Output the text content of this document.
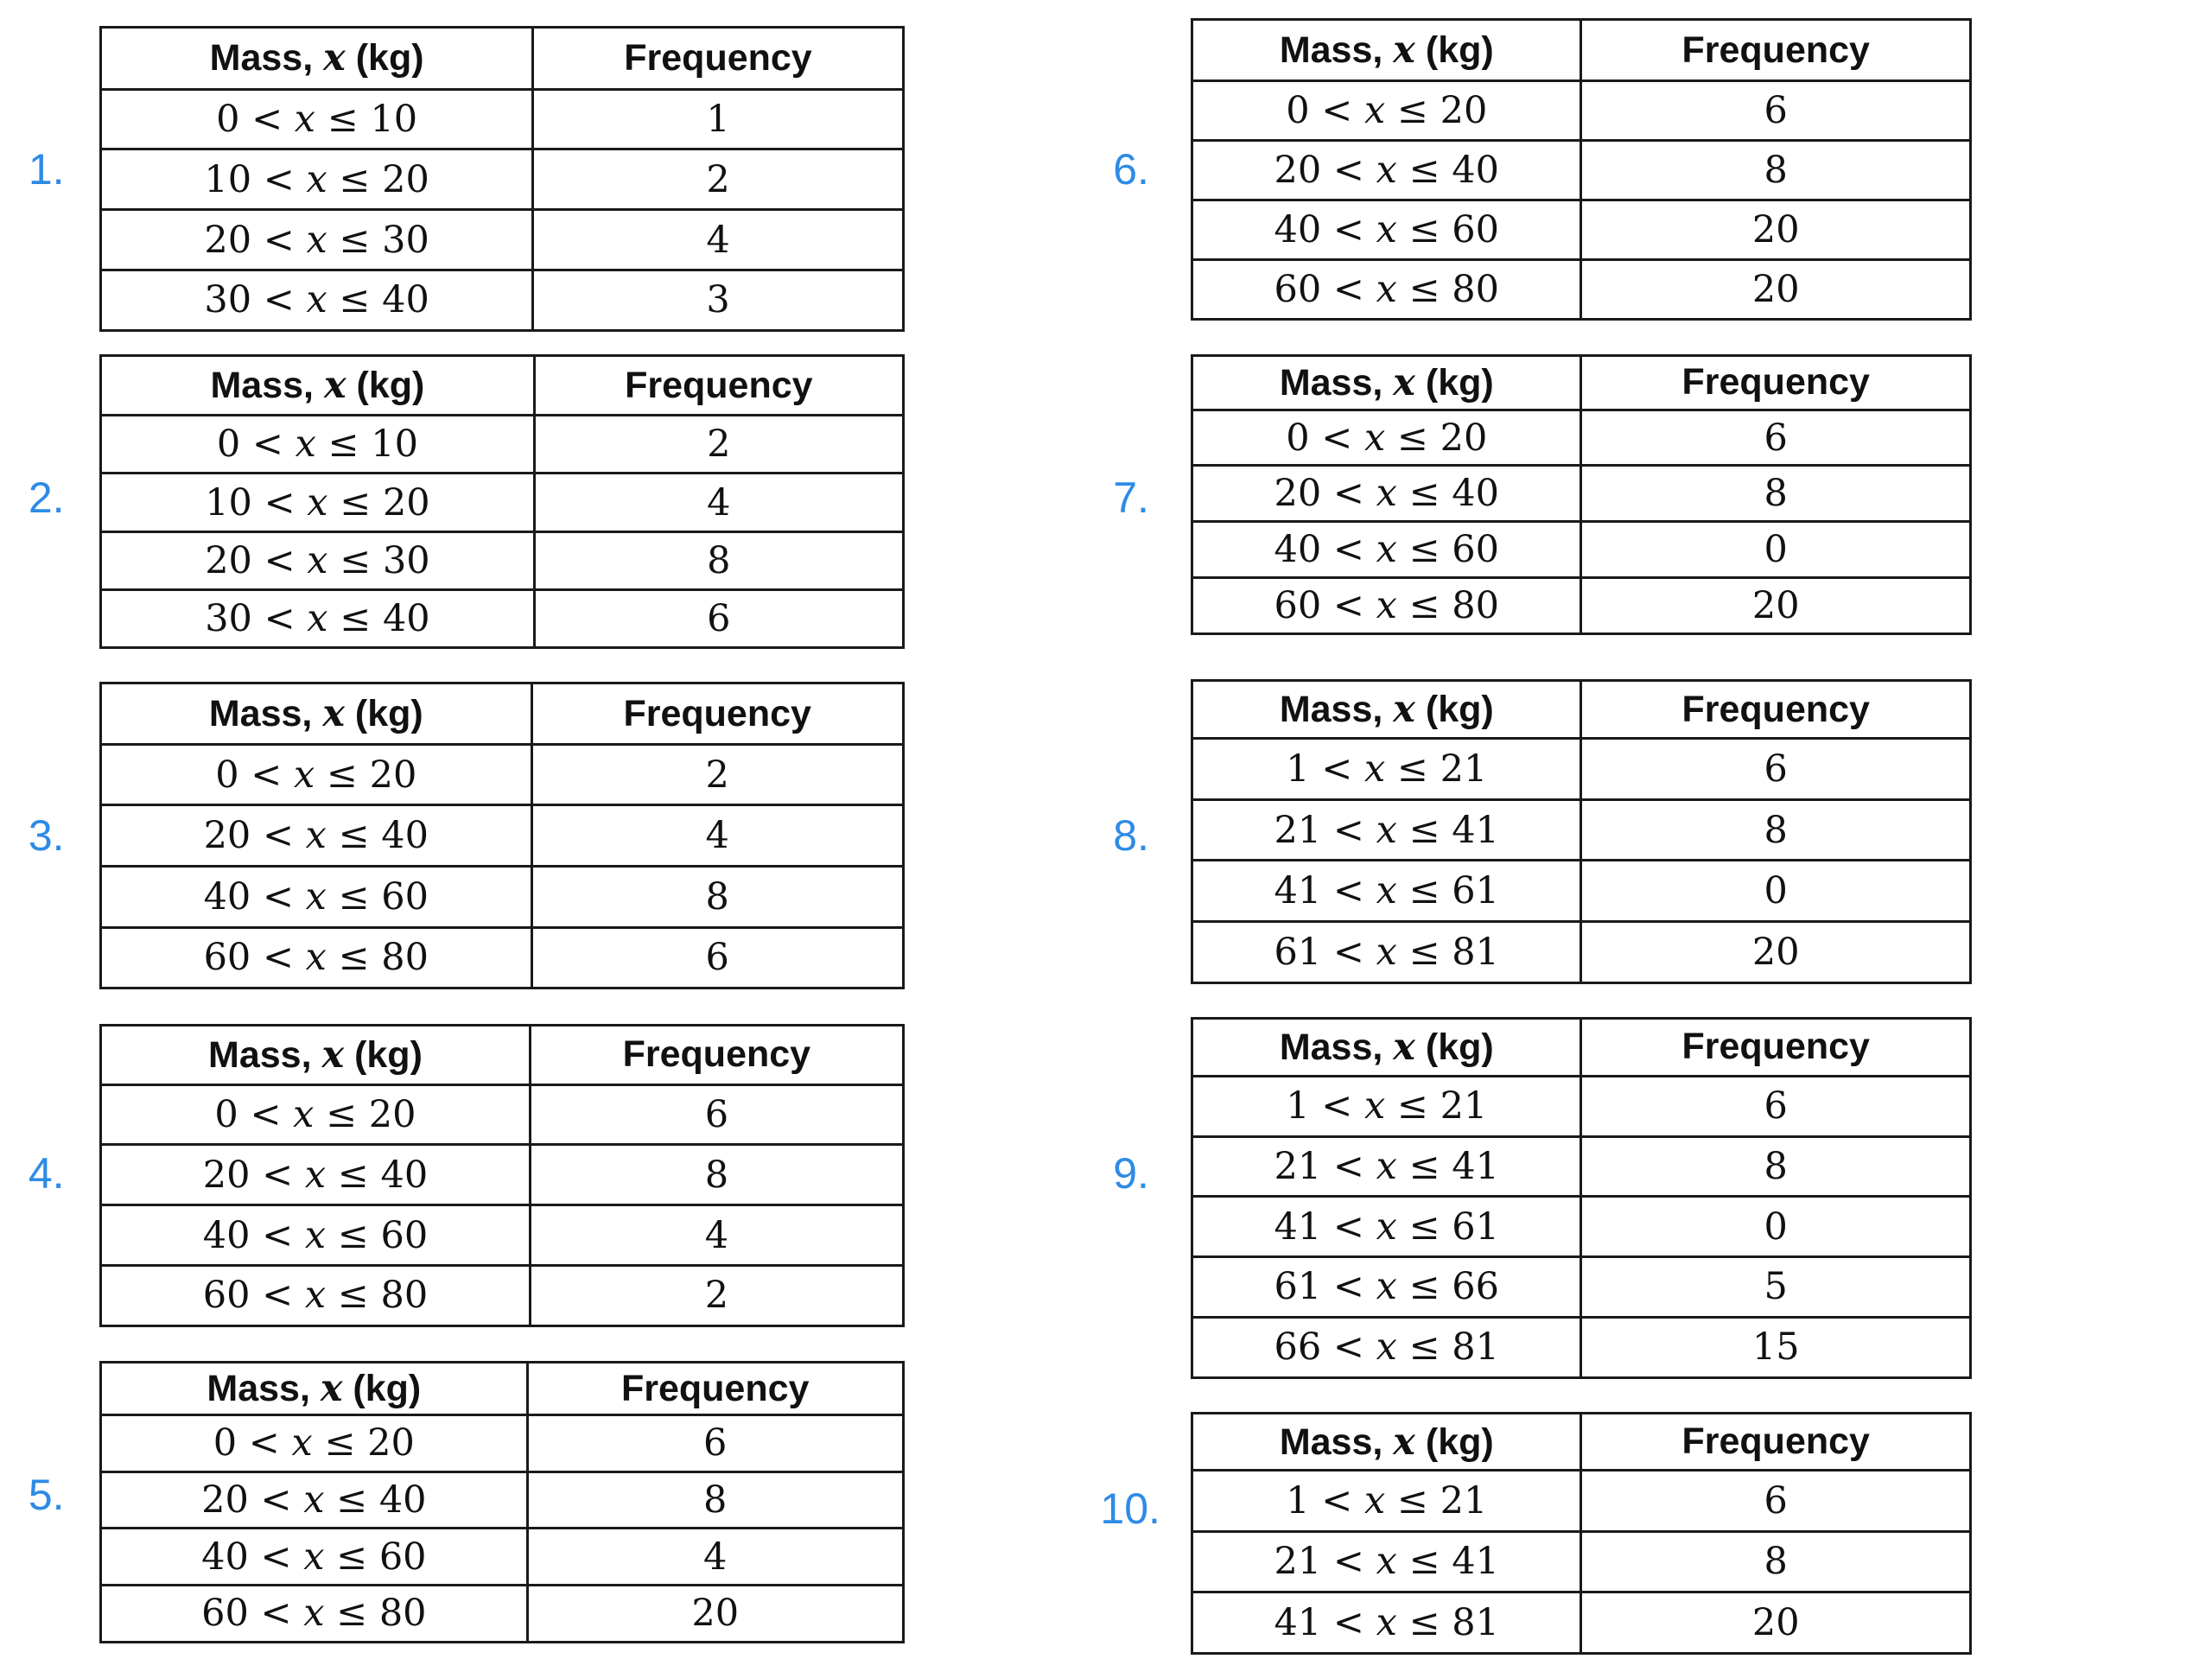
1.
Mass, x (kg)	Frequency
0 < x ≤ 10	1
10 < x ≤ 20	2
20 < x ≤ 30	4
30 < x ≤ 40	3
2.
Mass, x (kg)	Frequency
0 < x ≤ 10	2
10 < x ≤ 20	4
20 < x ≤ 30	8
30 < x ≤ 40	6
3.
Mass, x (kg)	Frequency
0 < x ≤ 20	2
20 < x ≤ 40	4
40 < x ≤ 60	8
60 < x ≤ 80	6
4.
Mass, x (kg)	Frequency
0 < x ≤ 20	6
20 < x ≤ 40	8
40 < x ≤ 60	4
60 < x ≤ 80	2
5.
Mass, x (kg)	Frequency
0 < x ≤ 20	6
20 < x ≤ 40	8
40 < x ≤ 60	4
60 < x ≤ 80	20
6.
Mass, x (kg)	Frequency
0 < x ≤ 20	6
20 < x ≤ 40	8
40 < x ≤ 60	20
60 < x ≤ 80	20
7.
Mass, x (kg)	Frequency
0 < x ≤ 20	6
20 < x ≤ 40	8
40 < x ≤ 60	0
60 < x ≤ 80	20
8.
Mass, x (kg)	Frequency
1 < x ≤ 21	6
21 < x ≤ 41	8
41 < x ≤ 61	0
61 < x ≤ 81	20
9.
Mass, x (kg)	Frequency
1 < x ≤ 21	6
21 < x ≤ 41	8
41 < x ≤ 61	0
61 < x ≤ 66	5
66 < x ≤ 81	15
10.
Mass, x (kg)	Frequency
1 < x ≤ 21	6
21 < x ≤ 41	8
41 < x ≤ 81	20
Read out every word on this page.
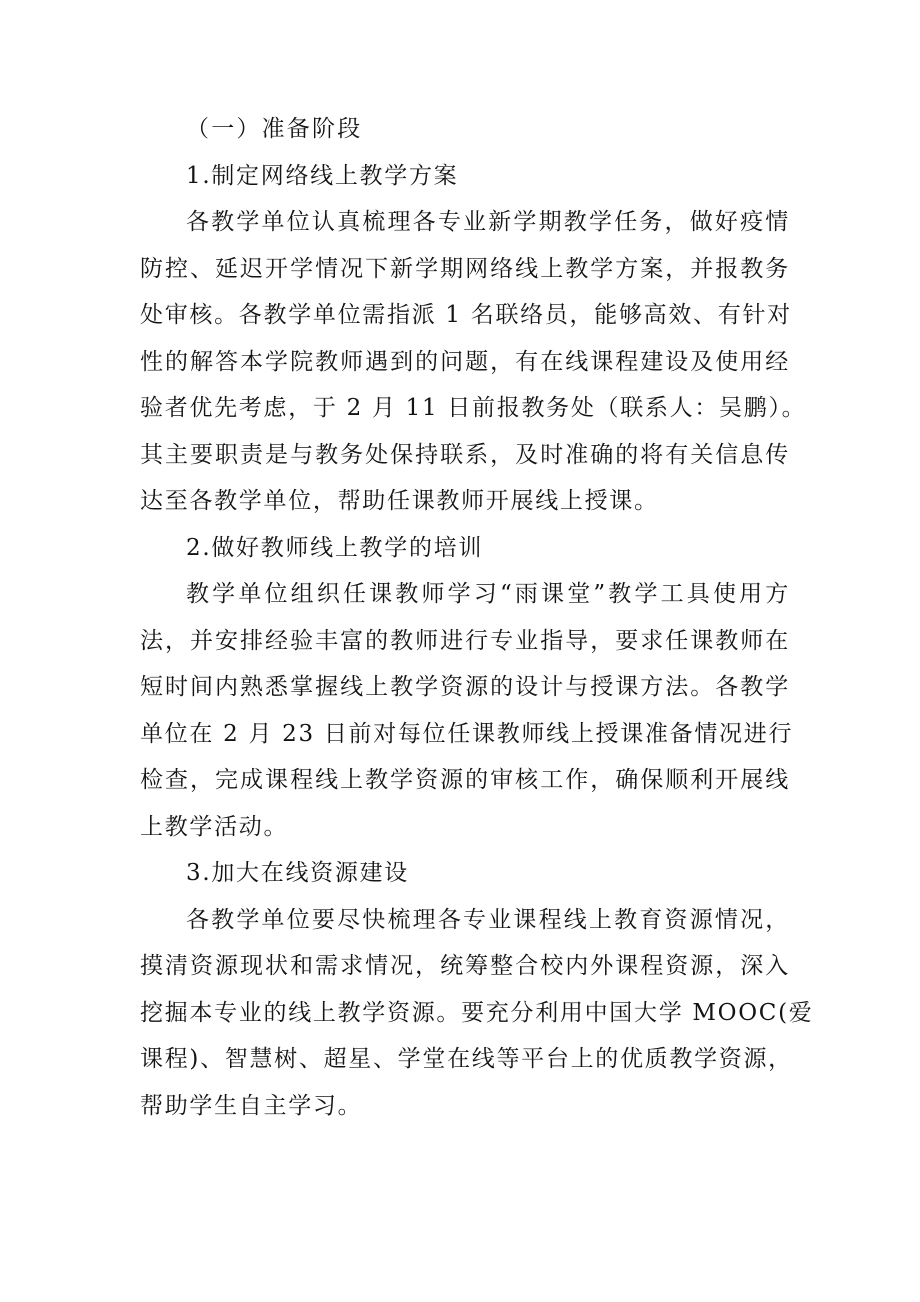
（一）准备阶段
1.制定网络线上教学方案
各教学单位认真梳理各专业新学期教学任务，做好疫情
防控、延迟开学情况下新学期网络线上教学方案，并报教务
处审核。各教学单位需指派 1 名联络员，能够高效、有针对
性的解答本学院教师遇到的问题，有在线课程建设及使用经
验者优先考虑，于 2 月 11 日前报教务处（联系人：吴鹏）。
其主要职责是与教务处保持联系，及时准确的将有关信息传
达至各教学单位，帮助任课教师开展线上授课。
2.做好教师线上教学的培训
教学单位组织任课教师学习“雨课堂”教学工具使用方
法，并安排经验丰富的教师进行专业指导，要求任课教师在
短时间内熟悉掌握线上教学资源的设计与授课方法。各教学
单位在 2 月 23 日前对每位任课教师线上授课准备情况进行
检查，完成课程线上教学资源的审核工作，确保顺利开展线
上教学活动。
3.加大在线资源建设
各教学单位要尽快梳理各专业课程线上教育资源情况，
摸清资源现状和需求情况，统筹整合校内外课程资源，深入
挖掘本专业的线上教学资源。要充分利用中国大学 MOOC(爱
课程)、智慧树、超星、学堂在线等平台上的优质教学资源，
帮助学生自主学习。
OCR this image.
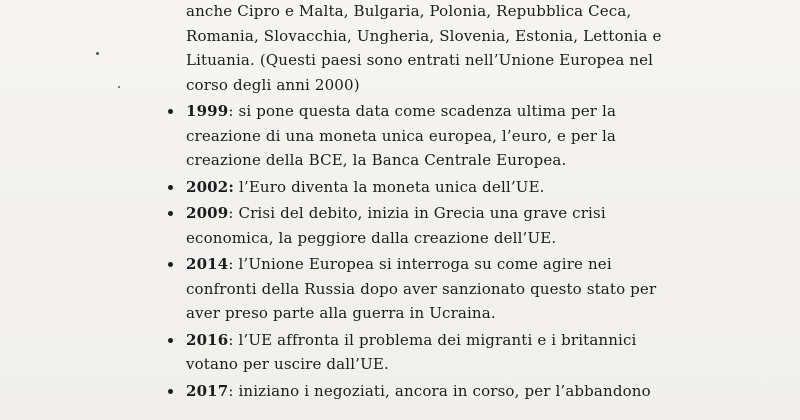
anche Cipro e Malta, Bulgaria, Polonia, Repubblica Ceca,
Romania, Slovacchia, Ungheria, Slovenia, Estonia, Lettonia e
Lituania. (Questi paesi sono entrati nell’Unione Europea nel
corso degli anni 2000)
1999: si pone questa data come scadenza ultima per la
creazione di una moneta unica europea, l’euro, e per la
creazione della BCE, la Banca Centrale Europea.
2002: l’Euro diventa la moneta unica dell’UE.
2009: Crisi del debito, inizia in Grecia una grave crisi
economica, la peggiore dalla creazione dell’UE.
2014: l’Unione Europea si interroga su come agire nei
confronti della Russia dopo aver sanzionato questo stato per
aver preso parte alla guerra in Ucraina.
2016: l’UE affronta il problema dei migranti e i britannici
votano per uscire dall’UE.
2017: iniziano i negoziati, ancora in corso, per l’abbandono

---+---

▸ **REQUEST**:
Gather and copy every line of the data in which the string "come" is found.

▸ **ANSWER IN FULL**:
1999: si pone questa data come scadenza ultima per la
2014: l’Unione Europea si interroga su come agire nei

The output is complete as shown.